* [Stated task]: In the copy, include every entry exactly but none of the pictures.

(Data entries)
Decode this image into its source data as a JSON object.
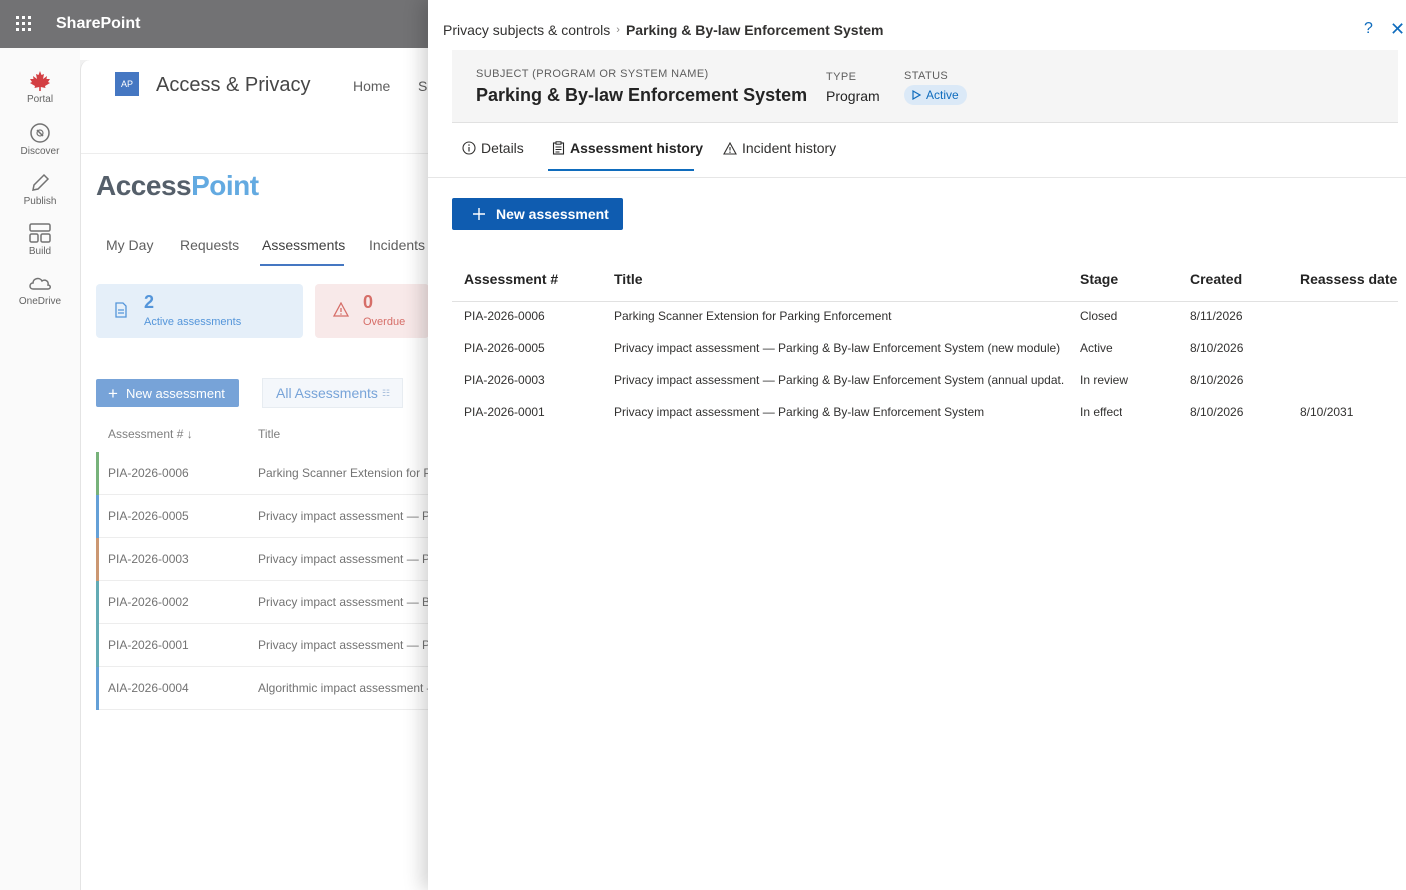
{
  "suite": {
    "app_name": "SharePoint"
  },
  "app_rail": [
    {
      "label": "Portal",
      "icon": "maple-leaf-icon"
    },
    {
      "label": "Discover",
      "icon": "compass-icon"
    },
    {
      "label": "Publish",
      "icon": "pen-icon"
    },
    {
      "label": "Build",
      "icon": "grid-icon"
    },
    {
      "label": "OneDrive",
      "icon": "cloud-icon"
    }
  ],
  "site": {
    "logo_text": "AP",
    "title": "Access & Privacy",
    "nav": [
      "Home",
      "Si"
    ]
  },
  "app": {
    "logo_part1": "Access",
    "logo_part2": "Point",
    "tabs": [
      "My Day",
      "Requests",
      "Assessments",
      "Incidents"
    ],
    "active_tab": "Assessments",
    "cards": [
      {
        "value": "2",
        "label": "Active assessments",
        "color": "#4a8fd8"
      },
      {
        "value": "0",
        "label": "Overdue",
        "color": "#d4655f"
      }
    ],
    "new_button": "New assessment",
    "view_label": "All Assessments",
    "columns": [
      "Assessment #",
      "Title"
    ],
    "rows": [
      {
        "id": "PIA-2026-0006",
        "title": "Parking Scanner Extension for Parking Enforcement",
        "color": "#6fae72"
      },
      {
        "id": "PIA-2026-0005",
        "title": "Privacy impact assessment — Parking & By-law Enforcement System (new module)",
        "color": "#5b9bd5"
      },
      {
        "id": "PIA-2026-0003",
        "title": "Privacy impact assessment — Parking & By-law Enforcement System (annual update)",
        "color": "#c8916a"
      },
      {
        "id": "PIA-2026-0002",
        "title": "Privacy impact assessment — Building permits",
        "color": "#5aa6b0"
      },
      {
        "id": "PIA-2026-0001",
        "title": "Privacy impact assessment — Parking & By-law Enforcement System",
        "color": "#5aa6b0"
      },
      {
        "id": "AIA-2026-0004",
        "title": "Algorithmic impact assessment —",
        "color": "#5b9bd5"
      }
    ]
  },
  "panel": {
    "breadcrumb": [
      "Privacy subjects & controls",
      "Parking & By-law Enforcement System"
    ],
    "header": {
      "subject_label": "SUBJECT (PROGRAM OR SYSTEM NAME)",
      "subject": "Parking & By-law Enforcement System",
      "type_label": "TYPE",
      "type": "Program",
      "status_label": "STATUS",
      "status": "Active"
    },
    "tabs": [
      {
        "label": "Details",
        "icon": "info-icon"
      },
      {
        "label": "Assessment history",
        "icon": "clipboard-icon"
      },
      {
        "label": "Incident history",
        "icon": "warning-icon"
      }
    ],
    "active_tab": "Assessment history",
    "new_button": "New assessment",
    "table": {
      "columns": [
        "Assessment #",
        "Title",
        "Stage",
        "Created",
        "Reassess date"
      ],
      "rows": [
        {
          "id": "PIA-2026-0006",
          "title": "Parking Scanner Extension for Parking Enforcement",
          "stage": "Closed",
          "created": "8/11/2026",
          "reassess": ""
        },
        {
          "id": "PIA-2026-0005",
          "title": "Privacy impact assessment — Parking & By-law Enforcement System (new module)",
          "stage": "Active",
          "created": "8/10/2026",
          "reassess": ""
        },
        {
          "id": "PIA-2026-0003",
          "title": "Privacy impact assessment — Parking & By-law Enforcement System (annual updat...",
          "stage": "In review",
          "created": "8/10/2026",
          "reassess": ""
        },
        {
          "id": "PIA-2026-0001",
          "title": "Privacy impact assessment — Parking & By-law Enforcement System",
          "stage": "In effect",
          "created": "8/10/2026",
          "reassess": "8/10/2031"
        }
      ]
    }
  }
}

* [Problem solution]:
Decode this image into its source data as a JSON object.
{
  "suite": {
    "app_name": "SharePoint"
  },
  "app_rail": [
    {
      "label": "Portal",
      "icon": "maple-leaf-icon"
    },
    {
      "label": "Discover",
      "icon": "compass-icon"
    },
    {
      "label": "Publish",
      "icon": "pen-icon"
    },
    {
      "label": "Build",
      "icon": "grid-icon"
    },
    {
      "label": "OneDrive",
      "icon": "cloud-icon"
    }
  ],
  "site": {
    "logo_text": "AP",
    "title": "Access & Privacy",
    "nav": [
      "Home",
      "Si"
    ]
  },
  "app": {
    "logo_part1": "Access",
    "logo_part2": "Point",
    "tabs": [
      "My Day",
      "Requests",
      "Assessments",
      "Incidents"
    ],
    "active_tab": "Assessments",
    "cards": [
      {
        "value": "2",
        "label": "Active assessments",
        "color": "#4a8fd8"
      },
      {
        "value": "0",
        "label": "Overdue",
        "color": "#d4655f"
      }
    ],
    "new_button": "New assessment",
    "view_label": "All Assessments",
    "columns": [
      "Assessment #",
      "Title"
    ],
    "rows": [
      {
        "id": "PIA-2026-0006",
        "title": "Parking Scanner Extension for Parking Enforcement",
        "color": "#6fae72"
      },
      {
        "id": "PIA-2026-0005",
        "title": "Privacy impact assessment — Parking & By-law Enforcement System (new module)",
        "color": "#5b9bd5"
      },
      {
        "id": "PIA-2026-0003",
        "title": "Privacy impact assessment — Parking & By-law Enforcement System (annual update)",
        "color": "#c8916a"
      },
      {
        "id": "PIA-2026-0002",
        "title": "Privacy impact assessment — Building permits",
        "color": "#5aa6b0"
      },
      {
        "id": "PIA-2026-0001",
        "title": "Privacy impact assessment — Parking & By-law Enforcement System",
        "color": "#5aa6b0"
      },
      {
        "id": "AIA-2026-0004",
        "title": "Algorithmic impact assessment —",
        "color": "#5b9bd5"
      }
    ]
  },
  "panel": {
    "breadcrumb": [
      "Privacy subjects & controls",
      "Parking & By-law Enforcement System"
    ],
    "header": {
      "subject_label": "SUBJECT (PROGRAM OR SYSTEM NAME)",
      "subject": "Parking & By-law Enforcement System",
      "type_label": "TYPE",
      "type": "Program",
      "status_label": "STATUS",
      "status": "Active"
    },
    "tabs": [
      {
        "label": "Details",
        "icon": "info-icon"
      },
      {
        "label": "Assessment history",
        "icon": "clipboard-icon"
      },
      {
        "label": "Incident history",
        "icon": "warning-icon"
      }
    ],
    "active_tab": "Assessment history",
    "new_button": "New assessment",
    "table": {
      "columns": [
        "Assessment #",
        "Title",
        "Stage",
        "Created",
        "Reassess date"
      ],
      "rows": [
        {
          "id": "PIA-2026-0006",
          "title": "Parking Scanner Extension for Parking Enforcement",
          "stage": "Closed",
          "created": "8/11/2026",
          "reassess": ""
        },
        {
          "id": "PIA-2026-0005",
          "title": "Privacy impact assessment — Parking & By-law Enforcement System (new module)",
          "stage": "Active",
          "created": "8/10/2026",
          "reassess": ""
        },
        {
          "id": "PIA-2026-0003",
          "title": "Privacy impact assessment — Parking & By-law Enforcement System (annual updat...",
          "stage": "In review",
          "created": "8/10/2026",
          "reassess": ""
        },
        {
          "id": "PIA-2026-0001",
          "title": "Privacy impact assessment — Parking & By-law Enforcement System",
          "stage": "In effect",
          "created": "8/10/2026",
          "reassess": "8/10/2031"
        }
      ]
    }
  }
}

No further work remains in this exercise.